**Objectif de la tâche:**
Prolongez l'entretien ci-dessous sur la chapelle des chrétiens d'Orient à Notre-Dame de Paris, en reprenant juste après sa dernière phrase.

À l’occasion de la réouverture de la cathédrale Notre-Dame de Paris, un projet unique a pris forme sous l’initiative de l’Œuvre d’Orient.Une chapelle sera consacrée aux chrétiens d’Orient, un lieu de prière et de dévotion destiné à renforcer les liens entre l’Église de France et les communautés chrétiennes orientales. Armelle Milcent, directrice de la communication de l’Œuvre d’Orient et Marielle Fontanilles, chargée de projet et de culture à l’Œuvre d’Orient nous ont dévoilé les origines, les objectifs et les défis de cette initiative.
» Qu’est-ce qui a motivé la décision de créer une chapelle dédiée aux chrétiens d’Orient dans la cathédrale Notre-Dame de Paris ? Quelle est l’origine du projet ?
Armelle Milcent – Il faut rappeler que Monseigneur Ullrich est l’ordinaire des catholiques orientaux de France. Les catholiques orientaux de France sont issus des différentes vagues d’immigrations, tels que les Ukrainiens arrivés à la fin du 19ème siècle et au début du 20ème siècle, suite au génocide et à l’Holodomor des années 30 en Ukraine. Il y a eu une éparchie ukrainienne (église locale) qui a été créée pour les gréco-catholiques ukrainiens. Ils ont leur cathédrale à Saint-Germain-des-Prés (Cathédrale Saint Volodymyr le Grand). Puis une éparchie s’est créée pour les Arméniens, issus de la forte diaspora arménienne suite au génocide.
Plus récemment, dans les années 2000, en 2012, il y a eu une éparchie maronite qui a été créée. Donc, les différentes communautés syro-malabars, syro-malankara, chaldéens, syriaques, melkites, qui n’ont pas d’évêque, référent toutes à l’ordinariat des catholiques orientaux.

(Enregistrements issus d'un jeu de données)
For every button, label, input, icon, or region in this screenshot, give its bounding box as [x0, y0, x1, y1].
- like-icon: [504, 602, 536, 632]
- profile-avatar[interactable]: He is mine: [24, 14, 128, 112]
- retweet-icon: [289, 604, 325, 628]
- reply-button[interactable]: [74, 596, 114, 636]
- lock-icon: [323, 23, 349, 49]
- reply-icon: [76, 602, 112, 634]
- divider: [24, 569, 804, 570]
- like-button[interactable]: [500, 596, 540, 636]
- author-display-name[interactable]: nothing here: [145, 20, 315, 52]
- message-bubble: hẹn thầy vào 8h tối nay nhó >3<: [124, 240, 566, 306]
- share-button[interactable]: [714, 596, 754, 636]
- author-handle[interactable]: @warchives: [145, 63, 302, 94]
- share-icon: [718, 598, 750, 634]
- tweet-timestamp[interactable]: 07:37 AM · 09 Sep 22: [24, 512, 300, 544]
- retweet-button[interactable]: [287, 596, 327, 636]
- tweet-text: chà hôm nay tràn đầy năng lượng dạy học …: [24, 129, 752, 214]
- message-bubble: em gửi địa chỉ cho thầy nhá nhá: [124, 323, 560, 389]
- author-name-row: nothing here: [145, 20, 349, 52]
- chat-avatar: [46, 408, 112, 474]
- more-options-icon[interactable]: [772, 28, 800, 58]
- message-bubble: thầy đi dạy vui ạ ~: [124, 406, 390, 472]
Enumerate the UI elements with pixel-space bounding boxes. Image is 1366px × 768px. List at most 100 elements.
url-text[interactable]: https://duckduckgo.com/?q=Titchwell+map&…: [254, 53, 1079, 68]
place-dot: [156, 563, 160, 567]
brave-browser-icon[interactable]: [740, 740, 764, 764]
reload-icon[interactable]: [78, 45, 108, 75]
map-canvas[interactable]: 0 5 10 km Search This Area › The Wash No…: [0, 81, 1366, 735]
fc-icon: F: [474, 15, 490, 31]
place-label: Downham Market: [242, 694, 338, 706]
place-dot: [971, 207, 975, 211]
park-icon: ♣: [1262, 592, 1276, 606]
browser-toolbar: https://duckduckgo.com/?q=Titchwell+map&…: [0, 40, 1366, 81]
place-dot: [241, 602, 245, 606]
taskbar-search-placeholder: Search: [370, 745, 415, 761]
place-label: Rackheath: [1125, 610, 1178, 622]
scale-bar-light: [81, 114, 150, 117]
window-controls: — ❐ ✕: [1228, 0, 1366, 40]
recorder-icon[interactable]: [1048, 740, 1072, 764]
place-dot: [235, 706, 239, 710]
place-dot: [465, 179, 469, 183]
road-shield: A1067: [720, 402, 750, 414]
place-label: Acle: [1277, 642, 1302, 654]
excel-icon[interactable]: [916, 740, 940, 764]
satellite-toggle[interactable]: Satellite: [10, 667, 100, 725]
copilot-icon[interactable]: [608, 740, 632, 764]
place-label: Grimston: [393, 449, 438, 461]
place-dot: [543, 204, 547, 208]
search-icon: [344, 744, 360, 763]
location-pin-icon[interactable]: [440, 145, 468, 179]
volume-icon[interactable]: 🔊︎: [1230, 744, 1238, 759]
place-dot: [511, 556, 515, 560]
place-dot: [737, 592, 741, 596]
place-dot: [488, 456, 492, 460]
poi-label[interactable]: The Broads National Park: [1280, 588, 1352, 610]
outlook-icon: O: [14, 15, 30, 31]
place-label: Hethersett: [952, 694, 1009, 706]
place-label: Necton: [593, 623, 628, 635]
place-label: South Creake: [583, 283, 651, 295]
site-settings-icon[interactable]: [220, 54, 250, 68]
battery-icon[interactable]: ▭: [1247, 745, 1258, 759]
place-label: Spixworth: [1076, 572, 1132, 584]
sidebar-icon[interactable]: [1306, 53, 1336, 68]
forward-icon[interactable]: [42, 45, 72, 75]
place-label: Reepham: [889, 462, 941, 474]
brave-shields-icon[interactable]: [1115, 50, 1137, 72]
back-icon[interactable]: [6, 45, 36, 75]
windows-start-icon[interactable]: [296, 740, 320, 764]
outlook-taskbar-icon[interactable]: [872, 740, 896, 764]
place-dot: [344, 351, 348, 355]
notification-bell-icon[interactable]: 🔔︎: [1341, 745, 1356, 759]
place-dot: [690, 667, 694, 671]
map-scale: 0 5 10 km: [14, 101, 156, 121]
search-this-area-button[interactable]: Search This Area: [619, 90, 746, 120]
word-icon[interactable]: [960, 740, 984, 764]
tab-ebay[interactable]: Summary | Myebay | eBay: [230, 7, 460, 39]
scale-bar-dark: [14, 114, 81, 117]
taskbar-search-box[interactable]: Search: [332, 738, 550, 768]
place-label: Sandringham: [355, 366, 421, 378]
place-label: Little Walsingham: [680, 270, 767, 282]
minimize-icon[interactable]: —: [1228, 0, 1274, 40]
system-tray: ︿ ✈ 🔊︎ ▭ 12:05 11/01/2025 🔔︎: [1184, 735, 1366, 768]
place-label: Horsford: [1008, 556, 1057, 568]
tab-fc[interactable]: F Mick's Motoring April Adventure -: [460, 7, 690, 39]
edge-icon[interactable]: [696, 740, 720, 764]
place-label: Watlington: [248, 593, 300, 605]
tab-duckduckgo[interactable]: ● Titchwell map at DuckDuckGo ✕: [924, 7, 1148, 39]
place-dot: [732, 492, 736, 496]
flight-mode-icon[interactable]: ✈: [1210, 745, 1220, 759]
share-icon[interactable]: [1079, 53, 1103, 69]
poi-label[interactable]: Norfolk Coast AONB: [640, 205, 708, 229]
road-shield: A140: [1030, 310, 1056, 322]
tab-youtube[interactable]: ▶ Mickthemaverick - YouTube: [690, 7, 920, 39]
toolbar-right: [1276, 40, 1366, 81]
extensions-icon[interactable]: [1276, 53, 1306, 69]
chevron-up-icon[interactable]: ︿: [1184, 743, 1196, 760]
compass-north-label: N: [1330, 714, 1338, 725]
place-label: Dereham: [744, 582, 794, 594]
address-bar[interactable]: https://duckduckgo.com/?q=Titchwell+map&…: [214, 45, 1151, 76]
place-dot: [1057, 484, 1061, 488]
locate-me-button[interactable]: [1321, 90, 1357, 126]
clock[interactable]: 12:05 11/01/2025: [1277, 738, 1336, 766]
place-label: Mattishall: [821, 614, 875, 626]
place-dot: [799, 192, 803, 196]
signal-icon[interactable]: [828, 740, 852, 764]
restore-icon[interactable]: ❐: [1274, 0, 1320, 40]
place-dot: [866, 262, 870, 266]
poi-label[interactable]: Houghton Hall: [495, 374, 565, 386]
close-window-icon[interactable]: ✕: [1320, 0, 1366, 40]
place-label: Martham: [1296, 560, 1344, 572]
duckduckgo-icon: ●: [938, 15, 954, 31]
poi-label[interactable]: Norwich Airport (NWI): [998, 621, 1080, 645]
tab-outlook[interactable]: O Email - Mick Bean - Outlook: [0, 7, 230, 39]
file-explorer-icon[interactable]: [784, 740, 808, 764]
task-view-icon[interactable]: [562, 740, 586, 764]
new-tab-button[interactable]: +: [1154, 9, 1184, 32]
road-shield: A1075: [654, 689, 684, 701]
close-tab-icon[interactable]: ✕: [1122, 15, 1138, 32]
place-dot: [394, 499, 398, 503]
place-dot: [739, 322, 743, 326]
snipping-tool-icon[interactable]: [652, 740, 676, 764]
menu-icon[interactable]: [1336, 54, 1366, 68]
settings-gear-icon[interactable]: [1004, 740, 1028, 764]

**Résultat attendu:**
L’ordinariat des catholiques orientaux, c’est comme un diocèse au niveau de la France entière. Et l’ordinaire des catholiques orientaux, c’est l’archevêque de Paris, donc Monseigneur Ullrich, qui a succédé à Monseigneur Aupetit. Il faut dire que Monseigneur Ullrich prend ce sujet et cette charge extrêmement à cœur et s’y investit beaucoup. Mais en tant qu’archevêque de Paris, il n’a pas la possibilité d’avoir une disponibilité permanente pour ce sujet. Donc, il a un vicaire pour cet ordinariat et, depuis 2014, c’est Monseigneur Pascal Gollnish, directeur de l’œuvre d’orient qui est vicaire.
En 2019, quand Notre-Dame de Paris a brûlé, nous avons reçu énormément de messages de la part des catholiques orientaux, des évêques, des patriarches exprimant leur attachement à la cathédrale en disant que Notre-Dame est véritablement un lieu de pèlerinage pour nous, catholiques orientaux, et nous disant « on sait bien ce que ça représente pour une communauté d’avoir son église qui brûle ».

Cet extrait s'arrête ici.